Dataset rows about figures
--- Begin ---
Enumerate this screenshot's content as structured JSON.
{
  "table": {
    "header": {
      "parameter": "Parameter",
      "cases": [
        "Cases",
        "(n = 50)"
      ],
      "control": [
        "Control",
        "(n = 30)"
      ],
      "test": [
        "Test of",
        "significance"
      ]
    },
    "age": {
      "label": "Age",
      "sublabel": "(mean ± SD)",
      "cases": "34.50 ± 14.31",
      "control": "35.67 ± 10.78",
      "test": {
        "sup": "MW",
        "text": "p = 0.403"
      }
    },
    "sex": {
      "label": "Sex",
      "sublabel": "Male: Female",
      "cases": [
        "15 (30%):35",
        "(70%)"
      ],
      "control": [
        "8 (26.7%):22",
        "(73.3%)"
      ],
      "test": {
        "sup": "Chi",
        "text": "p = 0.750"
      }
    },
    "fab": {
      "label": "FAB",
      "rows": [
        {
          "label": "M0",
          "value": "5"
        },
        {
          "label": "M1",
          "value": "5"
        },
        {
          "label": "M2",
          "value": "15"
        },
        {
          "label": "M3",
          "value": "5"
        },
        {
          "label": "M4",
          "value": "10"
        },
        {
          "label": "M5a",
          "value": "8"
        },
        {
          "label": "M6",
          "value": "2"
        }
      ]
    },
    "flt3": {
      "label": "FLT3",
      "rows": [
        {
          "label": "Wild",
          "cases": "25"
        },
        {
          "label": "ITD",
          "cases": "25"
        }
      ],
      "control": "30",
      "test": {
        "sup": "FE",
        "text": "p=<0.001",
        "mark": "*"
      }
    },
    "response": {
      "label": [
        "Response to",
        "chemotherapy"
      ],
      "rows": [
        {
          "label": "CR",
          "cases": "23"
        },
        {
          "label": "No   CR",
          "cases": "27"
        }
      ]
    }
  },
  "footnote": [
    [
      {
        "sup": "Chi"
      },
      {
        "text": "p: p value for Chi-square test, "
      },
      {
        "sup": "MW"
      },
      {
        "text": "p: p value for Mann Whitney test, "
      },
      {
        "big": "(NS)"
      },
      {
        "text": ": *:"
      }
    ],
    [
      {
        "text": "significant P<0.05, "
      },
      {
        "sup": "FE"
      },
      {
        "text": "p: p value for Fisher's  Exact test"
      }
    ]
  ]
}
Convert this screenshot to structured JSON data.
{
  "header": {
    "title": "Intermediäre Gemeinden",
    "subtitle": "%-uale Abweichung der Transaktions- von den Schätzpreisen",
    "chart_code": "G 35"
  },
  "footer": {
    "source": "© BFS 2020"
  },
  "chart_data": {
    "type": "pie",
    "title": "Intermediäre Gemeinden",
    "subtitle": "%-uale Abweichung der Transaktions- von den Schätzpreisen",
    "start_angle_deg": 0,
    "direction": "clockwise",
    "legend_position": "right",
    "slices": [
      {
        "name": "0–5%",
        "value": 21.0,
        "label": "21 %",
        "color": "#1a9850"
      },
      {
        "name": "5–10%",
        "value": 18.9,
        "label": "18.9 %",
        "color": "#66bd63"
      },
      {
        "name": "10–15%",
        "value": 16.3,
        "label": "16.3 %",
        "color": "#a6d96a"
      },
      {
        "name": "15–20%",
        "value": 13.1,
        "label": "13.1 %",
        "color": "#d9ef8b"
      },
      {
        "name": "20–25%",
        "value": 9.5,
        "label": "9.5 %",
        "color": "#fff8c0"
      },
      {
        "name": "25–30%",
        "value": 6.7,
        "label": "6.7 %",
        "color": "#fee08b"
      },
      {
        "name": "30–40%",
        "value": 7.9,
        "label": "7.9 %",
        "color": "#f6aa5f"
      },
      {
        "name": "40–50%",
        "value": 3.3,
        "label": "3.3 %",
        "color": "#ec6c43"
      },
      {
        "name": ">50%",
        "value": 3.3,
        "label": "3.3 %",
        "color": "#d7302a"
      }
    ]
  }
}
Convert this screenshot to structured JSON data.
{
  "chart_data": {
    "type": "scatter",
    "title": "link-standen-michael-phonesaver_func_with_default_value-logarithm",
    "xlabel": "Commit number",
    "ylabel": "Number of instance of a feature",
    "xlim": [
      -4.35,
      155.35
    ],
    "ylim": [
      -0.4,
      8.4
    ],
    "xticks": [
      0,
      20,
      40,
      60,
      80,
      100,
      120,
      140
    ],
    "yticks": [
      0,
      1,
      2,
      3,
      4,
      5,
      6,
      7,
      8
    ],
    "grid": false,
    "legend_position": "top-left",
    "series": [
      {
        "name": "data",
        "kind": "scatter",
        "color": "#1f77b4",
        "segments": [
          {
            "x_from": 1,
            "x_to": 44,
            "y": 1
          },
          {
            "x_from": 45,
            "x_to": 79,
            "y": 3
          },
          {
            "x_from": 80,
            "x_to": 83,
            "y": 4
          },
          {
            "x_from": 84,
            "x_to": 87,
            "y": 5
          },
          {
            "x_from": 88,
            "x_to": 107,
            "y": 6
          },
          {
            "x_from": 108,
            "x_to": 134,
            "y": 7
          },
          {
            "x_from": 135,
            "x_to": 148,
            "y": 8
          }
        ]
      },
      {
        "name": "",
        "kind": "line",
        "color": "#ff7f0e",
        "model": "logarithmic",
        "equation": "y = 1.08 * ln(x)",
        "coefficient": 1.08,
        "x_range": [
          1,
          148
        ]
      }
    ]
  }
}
--- End ---
Output the lines above verbatim and in full.

Enumerate this screenshot's content as structured JSON.
{
  "table": {
    "header": {
      "parameter": "Parameter",
      "cases": [
        "Cases",
        "(n = 50)"
      ],
      "control": [
        "Control",
        "(n = 30)"
      ],
      "test": [
        "Test of",
        "significance"
      ]
    },
    "age": {
      "label": "Age",
      "sublabel": "(mean ± SD)",
      "cases": "34.50 ± 14.31",
      "control": "35.67 ± 10.78",
      "test": {
        "sup": "MW",
        "text": "p = 0.403"
      }
    },
    "sex": {
      "label": "Sex",
      "sublabel": "Male: Female",
      "cases": [
        "15 (30%):35",
        "(70%)"
      ],
      "control": [
        "8 (26.7%):22",
        "(73.3%)"
      ],
      "test": {
        "sup": "Chi",
        "text": "p = 0.750"
      }
    },
    "fab": {
      "label": "FAB",
      "rows": [
        {
          "label": "M0",
          "value": "5"
        },
        {
          "label": "M1",
          "value": "5"
        },
        {
          "label": "M2",
          "value": "15"
        },
        {
          "label": "M3",
          "value": "5"
        },
        {
          "label": "M4",
          "value": "10"
        },
        {
          "label": "M5a",
          "value": "8"
        },
        {
          "label": "M6",
          "value": "2"
        }
      ]
    },
    "flt3": {
      "label": "FLT3",
      "rows": [
        {
          "label": "Wild",
          "cases": "25"
        },
        {
          "label": "ITD",
          "cases": "25"
        }
      ],
      "control": "30",
      "test": {
        "sup": "FE",
        "text": "p=<0.001",
        "mark": "*"
      }
    },
    "response": {
      "label": [
        "Response to",
        "chemotherapy"
      ],
      "rows": [
        {
          "label": "CR",
          "cases": "23"
        },
        {
          "label": "No   CR",
          "cases": "27"
        }
      ]
    }
  },
  "footnote": [
    [
      {
        "sup": "Chi"
      },
      {
        "text": "p: p value for Chi-square test, "
      },
      {
        "sup": "MW"
      },
      {
        "text": "p: p value for Mann Whitney test, "
      },
      {
        "big": "(NS)"
      },
      {
        "text": ": *:"
      }
    ],
    [
      {
        "text": "significant P<0.05, "
      },
      {
        "sup": "FE"
      },
      {
        "text": "p: p value for Fisher's  Exact test"
      }
    ]
  ]
}
Convert this screenshot to structured JSON data.
{
  "header": {
    "title": "Intermediäre Gemeinden",
    "subtitle": "%-uale Abweichung der Transaktions- von den Schätzpreisen",
    "chart_code": "G 35"
  },
  "footer": {
    "source": "© BFS 2020"
  },
  "chart_data": {
    "type": "pie",
    "title": "Intermediäre Gemeinden",
    "subtitle": "%-uale Abweichung der Transaktions- von den Schätzpreisen",
    "start_angle_deg": 0,
    "direction": "clockwise",
    "legend_position": "right",
    "slices": [
      {
        "name": "0–5%",
        "value": 21.0,
        "label": "21 %",
        "color": "#1a9850"
      },
      {
        "name": "5–10%",
        "value": 18.9,
        "label": "18.9 %",
        "color": "#66bd63"
      },
      {
        "name": "10–15%",
        "value": 16.3,
        "label": "16.3 %",
        "color": "#a6d96a"
      },
      {
        "name": "15–20%",
        "value": 13.1,
        "label": "13.1 %",
        "color": "#d9ef8b"
      },
      {
        "name": "20–25%",
        "value": 9.5,
        "label": "9.5 %",
        "color": "#fff8c0"
      },
      {
        "name": "25–30%",
        "value": 6.7,
        "label": "6.7 %",
        "color": "#fee08b"
      },
      {
        "name": "30–40%",
        "value": 7.9,
        "label": "7.9 %",
        "color": "#f6aa5f"
      },
      {
        "name": "40–50%",
        "value": 3.3,
        "label": "3.3 %",
        "color": "#ec6c43"
      },
      {
        "name": ">50%",
        "value": 3.3,
        "label": "3.3 %",
        "color": "#d7302a"
      }
    ]
  }
}
Convert this screenshot to structured JSON data.
{
  "chart_data": {
    "type": "scatter",
    "title": "link-standen-michael-phonesaver_func_with_default_value-logarithm",
    "xlabel": "Commit number",
    "ylabel": "Number of instance of a feature",
    "xlim": [
      -4.35,
      155.35
    ],
    "ylim": [
      -0.4,
      8.4
    ],
    "xticks": [
      0,
      20,
      40,
      60,
      80,
      100,
      120,
      140
    ],
    "yticks": [
      0,
      1,
      2,
      3,
      4,
      5,
      6,
      7,
      8
    ],
    "grid": false,
    "legend_position": "top-left",
    "series": [
      {
        "name": "data",
        "kind": "scatter",
        "color": "#1f77b4",
        "segments": [
          {
            "x_from": 1,
            "x_to": 44,
            "y": 1
          },
          {
            "x_from": 45,
            "x_to": 79,
            "y": 3
          },
          {
            "x_from": 80,
            "x_to": 83,
            "y": 4
          },
          {
            "x_from": 84,
            "x_to": 87,
            "y": 5
          },
          {
            "x_from": 88,
            "x_to": 107,
            "y": 6
          },
          {
            "x_from": 108,
            "x_to": 134,
            "y": 7
          },
          {
            "x_from": 135,
            "x_to": 148,
            "y": 8
          }
        ]
      },
      {
        "name": "",
        "kind": "line",
        "color": "#ff7f0e",
        "model": "logarithmic",
        "equation": "y = 1.08 * ln(x)",
        "coefficient": 1.08,
        "x_range": [
          1,
          148
        ]
      }
    ]
  }
}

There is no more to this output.